**Document excerpt:**
* * * * * * * * *

What a disgrace, a comedy of errors our Pittsburgh Penguins have become under the Mike Sullivan – Kyle Dubas Regime. Last night’s debacle in Seattle against the Kraken encapsulated all that we can expect under this Laurel and Hardy leadership.
Barely two minutes and eight seconds into the second period Kris Letang fumbled the puck. Chandler Stephenson scooped up the biscuit that was too hot for Letang to handle and off to the races he went three Kraken strong toward our Penguins’ rookie Goalie, Joel Blomqvist.
Marcus Pettersson had sent a pass to Letang and had drifted from center point toward right point as Letang who had been in deep (below the top of the Left-Wing Face Off Circle) and was circling back up to his natural point. Letang then changed his mind and started to move back down along the Left Wing (LW) boards when he coughed up the puck to Stephenson. This left Pettersson way out of position, on the wrong side of the three Kraken Forwards.

* * * * * * * * *

**Data segment:**
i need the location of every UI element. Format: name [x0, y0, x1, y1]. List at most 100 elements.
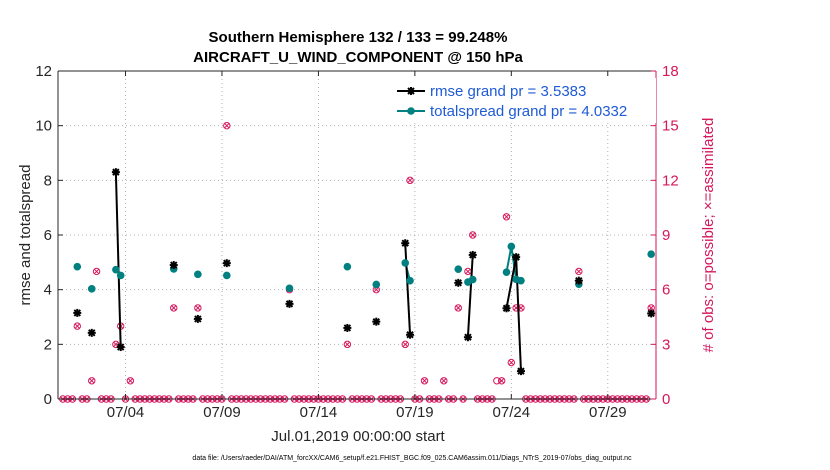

* * * * * * * * *

**Tasks:**
1) In the hockey commentary, who picked up the puck after Kris Letang lost it?
2) Using the hockey commentary, explain in one to three sentences why Marcus Pettersson ended up out of position.
3) Resume the hockey commentary after its final sentence.

**The replies:**
1) Chandler Stephenson.

2) Pettersson had passed to Letang and drifted from center point toward right point while Letang seemed to be circling back up to his natural point. Letang then changed his mind, moved back down along the Left Wing boards and gave the puck away to Stephenson. That left Pettersson on the wrong side of the three Kraken forwards.

3)
To his credit, Pettersson did race back to get in between Stephenson and Oliver Bjorkstrand to try and cut down passing lanes, while his partner, Letang was laboring to get back into the play. Unfortunately, as he is wont to do, the Penguins’ Defenseman left his skates, belly first, to slide to block any ice level pass to Bjorkstrand. The problem with Pettersson’s desperation tactic was that there were three Kraken coming back on his Goalie, Andre Burakovsky had stayed high in the slot and Letang had also come back too far to block Stephenson’s pass up between the circles. Our poor rookie Goalie had to shift from the top of his crease on his glove side, then track the puck to the high slot, then do the splits to his stick side to try and stop the Bjorkstrand’s super quick one-time shot from the goal line, as he was drifting in on his off wing.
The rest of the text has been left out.